──────── RECORDS FOR THE EXERCISE
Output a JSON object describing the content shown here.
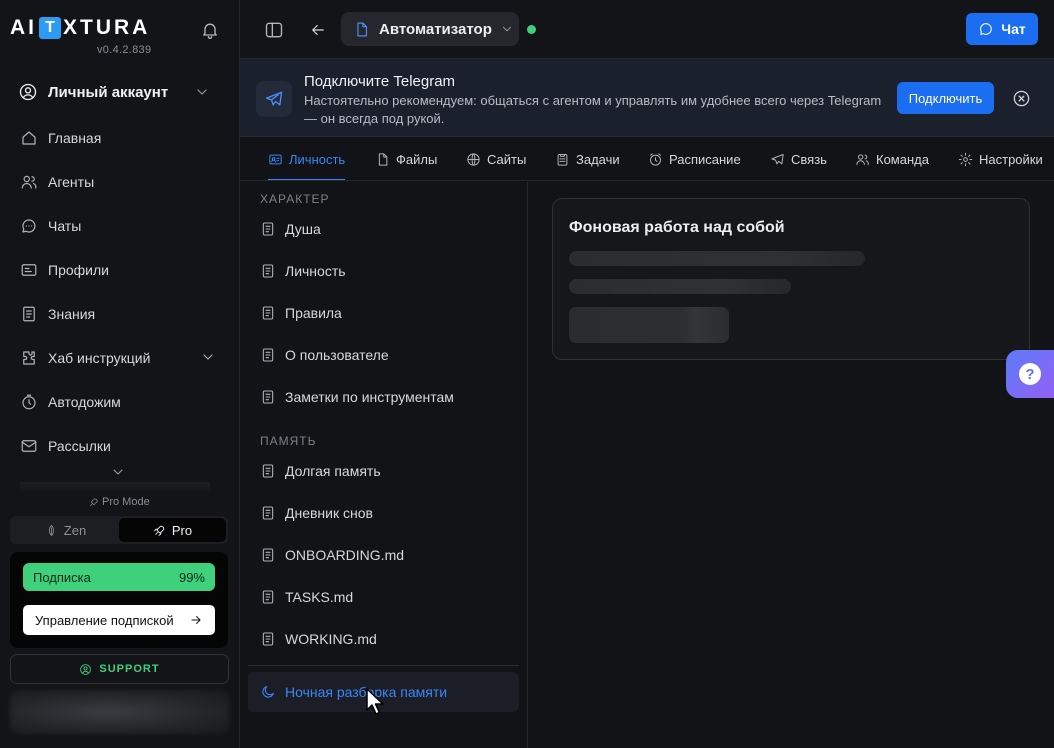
{
  "brand": {
    "logo_left": "AI",
    "logo_box": "T",
    "logo_right": "XTURA",
    "version": "v0.4.2.839"
  },
  "account": {
    "label": "Личный аккаунт"
  },
  "nav": {
    "items": [
      {
        "label": "Главная",
        "icon": "home-icon"
      },
      {
        "label": "Агенты",
        "icon": "users-icon"
      },
      {
        "label": "Чаты",
        "icon": "chat-icon"
      },
      {
        "label": "Профили",
        "icon": "profile-card-icon"
      },
      {
        "label": "Знания",
        "icon": "book-icon"
      },
      {
        "label": "Хаб инструкций",
        "icon": "puzzle-icon"
      },
      {
        "label": "Автодожим",
        "icon": "timer-icon"
      },
      {
        "label": "Рассылки",
        "icon": "mail-icon"
      }
    ]
  },
  "mode": {
    "caption": "Pro Mode",
    "zen": "Zen",
    "pro": "Pro",
    "selected": "Pro"
  },
  "subscription": {
    "label": "Подписка",
    "percent": "99%",
    "progress": 0.99,
    "manage": "Управление подпиской"
  },
  "support": {
    "label": "SUPPORT"
  },
  "topbar": {
    "agent_name": "Автоматизатор",
    "chat_label": "Чат",
    "status": "online"
  },
  "banner": {
    "title": "Подключите Telegram",
    "text": "Настоятельно рекомендуем: общаться с агентом и управлять им удобнее всего через Telegram — он всегда под рукой.",
    "button": "Подключить"
  },
  "tabs": [
    {
      "label": "Личность",
      "icon": "id-card-icon",
      "active": true
    },
    {
      "label": "Файлы",
      "icon": "file-icon"
    },
    {
      "label": "Сайты",
      "icon": "globe-icon"
    },
    {
      "label": "Задачи",
      "icon": "clipboard-icon"
    },
    {
      "label": "Расписание",
      "icon": "alarm-icon"
    },
    {
      "label": "Связь",
      "icon": "send-icon"
    },
    {
      "label": "Команда",
      "icon": "team-icon"
    },
    {
      "label": "Настройки",
      "icon": "gear-icon"
    }
  ],
  "files": {
    "character_label": "ХАРАКТЕР",
    "character": [
      "Душа",
      "Личность",
      "Правила",
      "О пользователе",
      "Заметки по инструментам"
    ],
    "memory_label": "ПАМЯТЬ",
    "memory": [
      "Долгая память",
      "Дневник снов",
      "ONBOARDING.md",
      "TASKS.md",
      "WORKING.md"
    ],
    "selected": "Ночная разборка памяти"
  },
  "main": {
    "card_title": "Фоновая работа над собой"
  },
  "colors": {
    "accent": "#1b6df2",
    "active_tab": "#3b86f7",
    "success": "#3fd07c",
    "background": "#121316"
  }
}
────────────────
§ WHAT YOU HAVE TO DO
All of the data above should be transcribed verbatim, with pictures omitted.

§ THE OUTPUT
Output a JSON object describing the content shown here.
{
  "brand": {
    "logo_left": "AI",
    "logo_box": "T",
    "logo_right": "XTURA",
    "version": "v0.4.2.839"
  },
  "account": {
    "label": "Личный аккаунт"
  },
  "nav": {
    "items": [
      {
        "label": "Главная",
        "icon": "home-icon"
      },
      {
        "label": "Агенты",
        "icon": "users-icon"
      },
      {
        "label": "Чаты",
        "icon": "chat-icon"
      },
      {
        "label": "Профили",
        "icon": "profile-card-icon"
      },
      {
        "label": "Знания",
        "icon": "book-icon"
      },
      {
        "label": "Хаб инструкций",
        "icon": "puzzle-icon"
      },
      {
        "label": "Автодожим",
        "icon": "timer-icon"
      },
      {
        "label": "Рассылки",
        "icon": "mail-icon"
      }
    ]
  },
  "mode": {
    "caption": "Pro Mode",
    "zen": "Zen",
    "pro": "Pro",
    "selected": "Pro"
  },
  "subscription": {
    "label": "Подписка",
    "percent": "99%",
    "progress": 0.99,
    "manage": "Управление подпиской"
  },
  "support": {
    "label": "SUPPORT"
  },
  "topbar": {
    "agent_name": "Автоматизатор",
    "chat_label": "Чат",
    "status": "online"
  },
  "banner": {
    "title": "Подключите Telegram",
    "text": "Настоятельно рекомендуем: общаться с агентом и управлять им удобнее всего через Telegram — он всегда под рукой.",
    "button": "Подключить"
  },
  "tabs": [
    {
      "label": "Личность",
      "icon": "id-card-icon",
      "active": true
    },
    {
      "label": "Файлы",
      "icon": "file-icon"
    },
    {
      "label": "Сайты",
      "icon": "globe-icon"
    },
    {
      "label": "Задачи",
      "icon": "clipboard-icon"
    },
    {
      "label": "Расписание",
      "icon": "alarm-icon"
    },
    {
      "label": "Связь",
      "icon": "send-icon"
    },
    {
      "label": "Команда",
      "icon": "team-icon"
    },
    {
      "label": "Настройки",
      "icon": "gear-icon"
    }
  ],
  "files": {
    "character_label": "ХАРАКТЕР",
    "character": [
      "Душа",
      "Личность",
      "Правила",
      "О пользователе",
      "Заметки по инструментам"
    ],
    "memory_label": "ПАМЯТЬ",
    "memory": [
      "Долгая память",
      "Дневник снов",
      "ONBOARDING.md",
      "TASKS.md",
      "WORKING.md"
    ],
    "selected": "Ночная разборка памяти"
  },
  "main": {
    "card_title": "Фоновая работа над собой"
  },
  "colors": {
    "accent": "#1b6df2",
    "active_tab": "#3b86f7",
    "success": "#3fd07c",
    "background": "#121316"
  }
}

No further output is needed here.